Stored entries:
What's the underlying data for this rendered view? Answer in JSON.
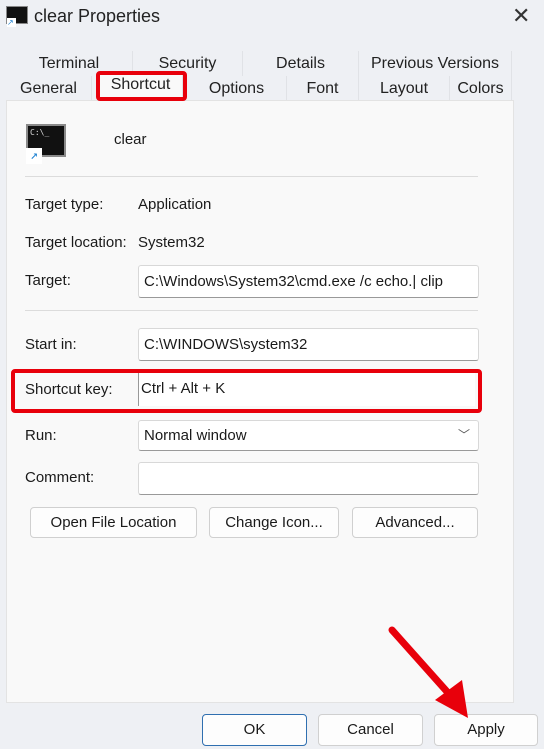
{
  "window": {
    "title": "clear  Properties",
    "close_icon": "close-icon",
    "app_icon": "cmd-shortcut-icon"
  },
  "tabs": {
    "row1": [
      "Terminal",
      "Security",
      "Details",
      "Previous Versions"
    ],
    "row2": [
      "General",
      "Shortcut",
      "Options",
      "Font",
      "Layout",
      "Colors"
    ],
    "active": "Shortcut"
  },
  "shortcut": {
    "name": "clear",
    "target_type_label": "Target type:",
    "target_type": "Application",
    "target_location_label": "Target location:",
    "target_location": "System32",
    "target_label": "Target:",
    "target": "C:\\Windows\\System32\\cmd.exe /c echo.| clip",
    "start_in_label": "Start in:",
    "start_in": "C:\\WINDOWS\\system32",
    "shortcut_key_label": "Shortcut key:",
    "shortcut_key": "Ctrl + Alt + K",
    "run_label": "Run:",
    "run": "Normal window",
    "comment_label": "Comment:",
    "comment": "",
    "open_file_location": "Open File Location",
    "change_icon": "Change Icon...",
    "advanced": "Advanced..."
  },
  "footer": {
    "ok": "OK",
    "cancel": "Cancel",
    "apply": "Apply"
  },
  "annotation_color": "#e8000b"
}
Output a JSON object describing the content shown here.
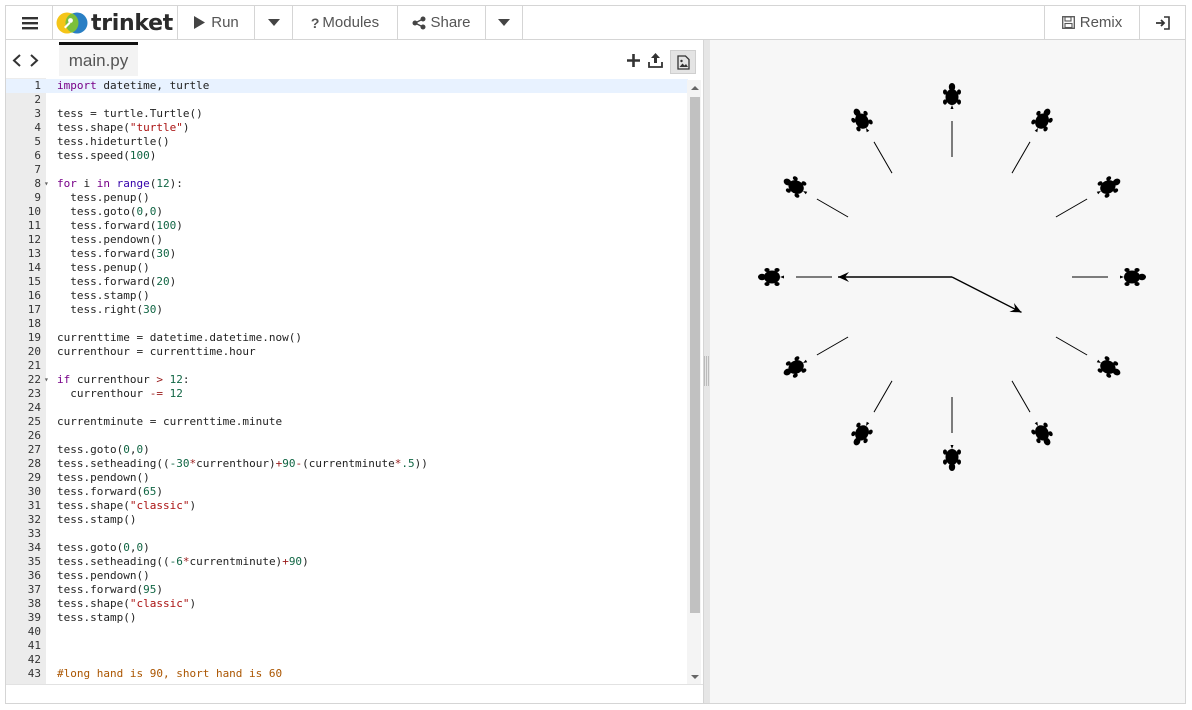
{
  "toolbar": {
    "brand": "trinket",
    "run_label": "Run",
    "modules_label": "Modules",
    "share_label": "Share",
    "remix_label": "Remix"
  },
  "editor": {
    "filename": "main.py",
    "lines": [
      [
        [
          "kw",
          "import"
        ],
        [
          "t",
          " datetime, turtle"
        ]
      ],
      [],
      [
        [
          "t",
          "tess = turtle.Turtle()"
        ]
      ],
      [
        [
          "t",
          "tess.shape("
        ],
        [
          "s",
          "\"turtle\""
        ],
        [
          "t",
          ")"
        ]
      ],
      [
        [
          "t",
          "tess.hideturtle()"
        ]
      ],
      [
        [
          "t",
          "tess.speed("
        ],
        [
          "n",
          "100"
        ],
        [
          "t",
          ")"
        ]
      ],
      [],
      [
        [
          "kw",
          "for"
        ],
        [
          "t",
          " i "
        ],
        [
          "kw",
          "in"
        ],
        [
          "t",
          " "
        ],
        [
          "b",
          "range"
        ],
        [
          "t",
          "("
        ],
        [
          "n",
          "12"
        ],
        [
          "t",
          "):"
        ]
      ],
      [
        [
          "t",
          "  tess.penup()"
        ]
      ],
      [
        [
          "t",
          "  tess.goto("
        ],
        [
          "n",
          "0"
        ],
        [
          "t",
          ","
        ],
        [
          "n",
          "0"
        ],
        [
          "t",
          ")"
        ]
      ],
      [
        [
          "t",
          "  tess.forward("
        ],
        [
          "n",
          "100"
        ],
        [
          "t",
          ")"
        ]
      ],
      [
        [
          "t",
          "  tess.pendown()"
        ]
      ],
      [
        [
          "t",
          "  tess.forward("
        ],
        [
          "n",
          "30"
        ],
        [
          "t",
          ")"
        ]
      ],
      [
        [
          "t",
          "  tess.penup()"
        ]
      ],
      [
        [
          "t",
          "  tess.forward("
        ],
        [
          "n",
          "20"
        ],
        [
          "t",
          ")"
        ]
      ],
      [
        [
          "t",
          "  tess.stamp()"
        ]
      ],
      [
        [
          "t",
          "  tess.right("
        ],
        [
          "n",
          "30"
        ],
        [
          "t",
          ")"
        ]
      ],
      [],
      [
        [
          "t",
          "currenttime = datetime.datetime.now()"
        ]
      ],
      [
        [
          "t",
          "currenthour = currenttime.hour"
        ]
      ],
      [],
      [
        [
          "kw",
          "if"
        ],
        [
          "t",
          " currenthour "
        ],
        [
          "o",
          ">"
        ],
        [
          "t",
          " "
        ],
        [
          "n",
          "12"
        ],
        [
          "t",
          ":"
        ]
      ],
      [
        [
          "t",
          "  currenthour "
        ],
        [
          "o",
          "-="
        ],
        [
          "t",
          " "
        ],
        [
          "n",
          "12"
        ]
      ],
      [],
      [
        [
          "t",
          "currentminute = currenttime.minute"
        ]
      ],
      [],
      [
        [
          "t",
          "tess.goto("
        ],
        [
          "n",
          "0"
        ],
        [
          "t",
          ","
        ],
        [
          "n",
          "0"
        ],
        [
          "t",
          ")"
        ]
      ],
      [
        [
          "t",
          "tess.setheading(("
        ],
        [
          "n",
          "-30"
        ],
        [
          "o",
          "*"
        ],
        [
          "t",
          "currenthour)"
        ],
        [
          "o",
          "+"
        ],
        [
          "n",
          "90"
        ],
        [
          "o",
          "-"
        ],
        [
          "t",
          "(currentminute"
        ],
        [
          "o",
          "*"
        ],
        [
          "n",
          ".5"
        ],
        [
          "t",
          "))"
        ]
      ],
      [
        [
          "t",
          "tess.pendown()"
        ]
      ],
      [
        [
          "t",
          "tess.forward("
        ],
        [
          "n",
          "65"
        ],
        [
          "t",
          ")"
        ]
      ],
      [
        [
          "t",
          "tess.shape("
        ],
        [
          "s",
          "\"classic\""
        ],
        [
          "t",
          ")"
        ]
      ],
      [
        [
          "t",
          "tess.stamp()"
        ]
      ],
      [],
      [
        [
          "t",
          "tess.goto("
        ],
        [
          "n",
          "0"
        ],
        [
          "t",
          ","
        ],
        [
          "n",
          "0"
        ],
        [
          "t",
          ")"
        ]
      ],
      [
        [
          "t",
          "tess.setheading(("
        ],
        [
          "n",
          "-6"
        ],
        [
          "o",
          "*"
        ],
        [
          "t",
          "currentminute)"
        ],
        [
          "o",
          "+"
        ],
        [
          "n",
          "90"
        ],
        [
          "t",
          ")"
        ]
      ],
      [
        [
          "t",
          "tess.pendown()"
        ]
      ],
      [
        [
          "t",
          "tess.forward("
        ],
        [
          "n",
          "95"
        ],
        [
          "t",
          ")"
        ]
      ],
      [
        [
          "t",
          "tess.shape("
        ],
        [
          "s",
          "\"classic\""
        ],
        [
          "t",
          ")"
        ]
      ],
      [
        [
          "t",
          "tess.stamp()"
        ]
      ],
      [],
      [],
      [],
      [
        [
          "c",
          "#long hand is 90, short hand is 60"
        ]
      ]
    ],
    "fold_lines": [
      8,
      22
    ]
  },
  "colors": {
    "kw": "#770088",
    "n": "#116644",
    "s": "#aa1111",
    "c": "#aa5500",
    "o": "#981a1a",
    "b": "#3300aa",
    "t": "#222222",
    "logo_yellow": "#f5c518",
    "logo_blue": "#2a7fc4"
  },
  "output": {
    "turtle_angles_deg": [
      90,
      60,
      30,
      0,
      -30,
      -60,
      -90,
      -120,
      -150,
      180,
      150,
      120
    ],
    "hour_hand_heading_deg": -27,
    "minute_hand_heading_deg": 180
  }
}
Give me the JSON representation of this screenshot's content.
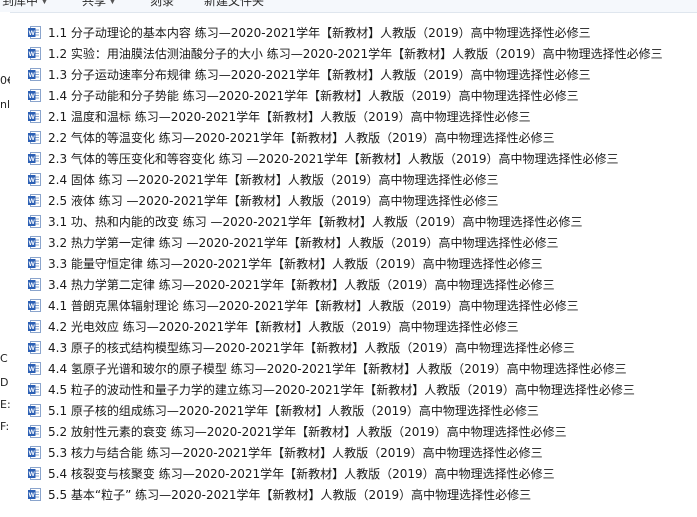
{
  "toolbar": {
    "share_to_label": "到库中",
    "share_label": "共享",
    "burn_label": "刻录",
    "new_folder_label": "新建文件夹"
  },
  "left_pane": {
    "fragments": [
      "0€",
      "nl",
      "C",
      "D",
      "E:",
      "F:"
    ]
  },
  "files": [
    {
      "name": "1.1 分子动理论的基本内容 练习—2020-2021学年【新教材】人教版（2019）高中物理选择性必修三",
      "icon": "word-doc-icon"
    },
    {
      "name": "1.2 实验：用油膜法估测油酸分子的大小 练习—2020-2021学年【新教材】人教版（2019）高中物理选择性必修三",
      "icon": "word-doc-icon"
    },
    {
      "name": "1.3 分子运动速率分布规律 练习—2020-2021学年【新教材】人教版（2019）高中物理选择性必修三",
      "icon": "word-doc-icon"
    },
    {
      "name": "1.4 分子动能和分子势能  练习—2020-2021学年【新教材】人教版（2019）高中物理选择性必修三",
      "icon": "word-doc-icon"
    },
    {
      "name": "2.1 温度和温标 练习—2020-2021学年【新教材】人教版（2019）高中物理选择性必修三",
      "icon": "word-doc-icon"
    },
    {
      "name": "2.2 气体的等温变化 练习—2020-2021学年【新教材】人教版（2019）高中物理选择性必修三",
      "icon": "word-doc-icon"
    },
    {
      "name": "2.3 气体的等压变化和等容变化  练习 —2020-2021学年【新教材】人教版（2019）高中物理选择性必修三",
      "icon": "word-doc-icon"
    },
    {
      "name": "2.4 固体 练习 —2020-2021学年【新教材】人教版（2019）高中物理选择性必修三",
      "icon": "word-doc-icon"
    },
    {
      "name": "2.5 液体 练习 —2020-2021学年【新教材】人教版（2019）高中物理选择性必修三",
      "icon": "word-doc-icon"
    },
    {
      "name": "3.1 功、热和内能的改变 练习 —2020-2021学年【新教材】人教版（2019）高中物理选择性必修三",
      "icon": "word-doc-icon"
    },
    {
      "name": "3.2 热力学第一定律 练习 —2020-2021学年【新教材】人教版（2019）高中物理选择性必修三",
      "icon": "word-doc-icon"
    },
    {
      "name": "3.3 能量守恒定律 练习—2020-2021学年【新教材】人教版（2019）高中物理选择性必修三",
      "icon": "word-doc-icon"
    },
    {
      "name": "3.4 热力学第二定律 练习—2020-2021学年【新教材】人教版（2019）高中物理选择性必修三",
      "icon": "word-doc-icon"
    },
    {
      "name": "4.1 普朗克黑体辐射理论 练习—2020-2021学年【新教材】人教版（2019）高中物理选择性必修三",
      "icon": "word-doc-icon"
    },
    {
      "name": "4.2 光电效应 练习—2020-2021学年【新教材】人教版（2019）高中物理选择性必修三",
      "icon": "word-doc-icon"
    },
    {
      "name": "4.3 原子的核式结构模型练习—2020-2021学年【新教材】人教版（2019）高中物理选择性必修三",
      "icon": "word-doc-icon"
    },
    {
      "name": "4.4 氢原子光谱和玻尔的原子模型 练习—2020-2021学年【新教材】人教版（2019）高中物理选择性必修三",
      "icon": "word-doc-icon"
    },
    {
      "name": "4.5 粒子的波动性和量子力学的建立练习—2020-2021学年【新教材】人教版（2019）高中物理选择性必修三",
      "icon": "word-doc-icon"
    },
    {
      "name": "5.1 原子核的组成练习—2020-2021学年【新教材】人教版（2019）高中物理选择性必修三",
      "icon": "word-doc-icon"
    },
    {
      "name": "5.2 放射性元素的衰变 练习—2020-2021学年【新教材】人教版（2019）高中物理选择性必修三",
      "icon": "word-doc-icon"
    },
    {
      "name": "5.3 核力与结合能  练习—2020-2021学年【新教材】人教版（2019）高中物理选择性必修三",
      "icon": "word-doc-icon"
    },
    {
      "name": "5.4 核裂变与核聚变 练习—2020-2021学年【新教材】人教版（2019）高中物理选择性必修三",
      "icon": "word-doc-icon"
    },
    {
      "name": "5.5 基本“粒子” 练习—2020-2021学年【新教材】人教版（2019）高中物理选择性必修三",
      "icon": "word-doc-icon"
    }
  ],
  "colors": {
    "word_icon_blue": "#2b5fb4",
    "toolbar_bg": "#f5f8fc"
  }
}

Stated exercise:
Give the number of lines in the entries above that include the string "currenthour". No other output is expected.

Completed exercise:
4